### Task prompt
Copy every line from the records below that holds the word "Messaging".

### Dataset excerpts
++++++

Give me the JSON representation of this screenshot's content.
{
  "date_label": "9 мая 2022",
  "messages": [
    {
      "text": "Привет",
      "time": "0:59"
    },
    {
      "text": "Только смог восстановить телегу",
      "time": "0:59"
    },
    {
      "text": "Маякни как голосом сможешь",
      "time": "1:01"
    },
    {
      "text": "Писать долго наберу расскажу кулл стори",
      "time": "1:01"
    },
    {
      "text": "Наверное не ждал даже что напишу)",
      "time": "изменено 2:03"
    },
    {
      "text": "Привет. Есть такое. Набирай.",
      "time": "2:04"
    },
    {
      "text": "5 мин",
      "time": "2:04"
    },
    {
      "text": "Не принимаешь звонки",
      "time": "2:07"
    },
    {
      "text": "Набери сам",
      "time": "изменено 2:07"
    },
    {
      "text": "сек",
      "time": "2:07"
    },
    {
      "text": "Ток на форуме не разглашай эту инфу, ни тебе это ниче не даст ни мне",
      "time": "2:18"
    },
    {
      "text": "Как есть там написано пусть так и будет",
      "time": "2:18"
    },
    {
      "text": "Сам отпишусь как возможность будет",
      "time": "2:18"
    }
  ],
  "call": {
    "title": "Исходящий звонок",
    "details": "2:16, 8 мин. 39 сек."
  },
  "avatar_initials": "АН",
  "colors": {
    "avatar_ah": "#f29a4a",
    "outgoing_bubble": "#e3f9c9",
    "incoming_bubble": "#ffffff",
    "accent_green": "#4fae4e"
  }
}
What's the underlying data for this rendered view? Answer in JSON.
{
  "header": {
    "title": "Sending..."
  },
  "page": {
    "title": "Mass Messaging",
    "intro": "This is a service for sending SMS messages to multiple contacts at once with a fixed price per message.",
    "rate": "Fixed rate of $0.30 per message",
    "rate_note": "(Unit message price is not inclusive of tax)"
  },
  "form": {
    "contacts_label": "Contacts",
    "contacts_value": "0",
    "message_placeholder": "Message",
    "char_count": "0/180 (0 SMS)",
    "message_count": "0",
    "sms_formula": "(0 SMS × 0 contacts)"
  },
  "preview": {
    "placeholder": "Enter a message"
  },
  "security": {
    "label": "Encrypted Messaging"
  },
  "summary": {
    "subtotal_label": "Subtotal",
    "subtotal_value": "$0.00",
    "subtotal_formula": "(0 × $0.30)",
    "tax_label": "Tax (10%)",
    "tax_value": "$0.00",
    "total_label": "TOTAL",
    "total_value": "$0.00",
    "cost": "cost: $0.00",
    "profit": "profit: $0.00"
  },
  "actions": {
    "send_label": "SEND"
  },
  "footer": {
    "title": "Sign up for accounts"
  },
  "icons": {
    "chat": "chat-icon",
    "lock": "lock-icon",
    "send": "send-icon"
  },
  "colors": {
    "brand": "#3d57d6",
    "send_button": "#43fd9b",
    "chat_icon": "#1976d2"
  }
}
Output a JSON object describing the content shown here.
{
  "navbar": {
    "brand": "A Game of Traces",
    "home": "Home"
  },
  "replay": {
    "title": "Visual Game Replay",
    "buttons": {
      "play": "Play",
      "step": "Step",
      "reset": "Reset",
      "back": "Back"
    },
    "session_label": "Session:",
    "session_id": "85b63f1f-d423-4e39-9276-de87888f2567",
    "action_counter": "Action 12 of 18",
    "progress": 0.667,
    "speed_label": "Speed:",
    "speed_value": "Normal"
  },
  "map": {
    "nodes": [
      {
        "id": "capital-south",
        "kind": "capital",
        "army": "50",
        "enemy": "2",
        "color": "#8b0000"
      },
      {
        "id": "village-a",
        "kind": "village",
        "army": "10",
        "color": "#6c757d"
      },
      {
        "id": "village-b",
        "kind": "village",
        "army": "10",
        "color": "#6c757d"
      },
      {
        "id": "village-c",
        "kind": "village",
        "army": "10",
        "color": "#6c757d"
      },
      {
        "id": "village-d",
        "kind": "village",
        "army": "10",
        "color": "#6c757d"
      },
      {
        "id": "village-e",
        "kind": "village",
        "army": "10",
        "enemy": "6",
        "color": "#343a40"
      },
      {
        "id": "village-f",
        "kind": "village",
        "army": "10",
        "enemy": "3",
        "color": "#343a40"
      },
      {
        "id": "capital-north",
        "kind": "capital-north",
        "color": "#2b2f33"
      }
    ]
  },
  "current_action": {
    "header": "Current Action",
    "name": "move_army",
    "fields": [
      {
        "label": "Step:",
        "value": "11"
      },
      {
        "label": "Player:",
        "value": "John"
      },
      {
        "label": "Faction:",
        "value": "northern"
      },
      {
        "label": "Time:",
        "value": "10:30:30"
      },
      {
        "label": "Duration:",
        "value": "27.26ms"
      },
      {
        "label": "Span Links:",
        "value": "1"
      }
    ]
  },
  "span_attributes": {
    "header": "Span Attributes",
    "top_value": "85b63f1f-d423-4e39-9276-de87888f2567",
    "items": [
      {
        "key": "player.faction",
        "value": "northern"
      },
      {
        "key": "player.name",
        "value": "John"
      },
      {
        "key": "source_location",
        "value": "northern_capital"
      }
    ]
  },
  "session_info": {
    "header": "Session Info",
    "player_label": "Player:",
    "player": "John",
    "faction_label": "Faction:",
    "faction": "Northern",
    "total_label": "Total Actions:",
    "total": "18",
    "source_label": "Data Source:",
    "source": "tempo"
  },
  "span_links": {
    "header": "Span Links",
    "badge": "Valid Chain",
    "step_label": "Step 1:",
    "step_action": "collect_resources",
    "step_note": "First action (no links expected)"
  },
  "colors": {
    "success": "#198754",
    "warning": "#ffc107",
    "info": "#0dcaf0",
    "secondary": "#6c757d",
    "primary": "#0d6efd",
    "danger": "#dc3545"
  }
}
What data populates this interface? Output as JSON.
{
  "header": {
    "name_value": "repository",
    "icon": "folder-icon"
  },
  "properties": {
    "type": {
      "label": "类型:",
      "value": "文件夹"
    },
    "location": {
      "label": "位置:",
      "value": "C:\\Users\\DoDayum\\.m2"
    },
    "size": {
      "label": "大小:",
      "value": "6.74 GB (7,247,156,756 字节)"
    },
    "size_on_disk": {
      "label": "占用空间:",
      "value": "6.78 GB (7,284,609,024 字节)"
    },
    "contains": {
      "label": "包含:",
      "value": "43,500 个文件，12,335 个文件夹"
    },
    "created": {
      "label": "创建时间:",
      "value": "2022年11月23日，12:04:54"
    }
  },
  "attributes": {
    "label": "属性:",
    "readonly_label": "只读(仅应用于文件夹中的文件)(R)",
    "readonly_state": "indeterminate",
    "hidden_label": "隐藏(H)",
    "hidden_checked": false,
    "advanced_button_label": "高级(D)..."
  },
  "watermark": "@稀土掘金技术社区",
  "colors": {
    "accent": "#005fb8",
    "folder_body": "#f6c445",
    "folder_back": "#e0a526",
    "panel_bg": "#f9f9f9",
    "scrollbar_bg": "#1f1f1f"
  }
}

++++++

### Response
    "title": "Mass Messaging",
    "label": "Encrypted Messaging"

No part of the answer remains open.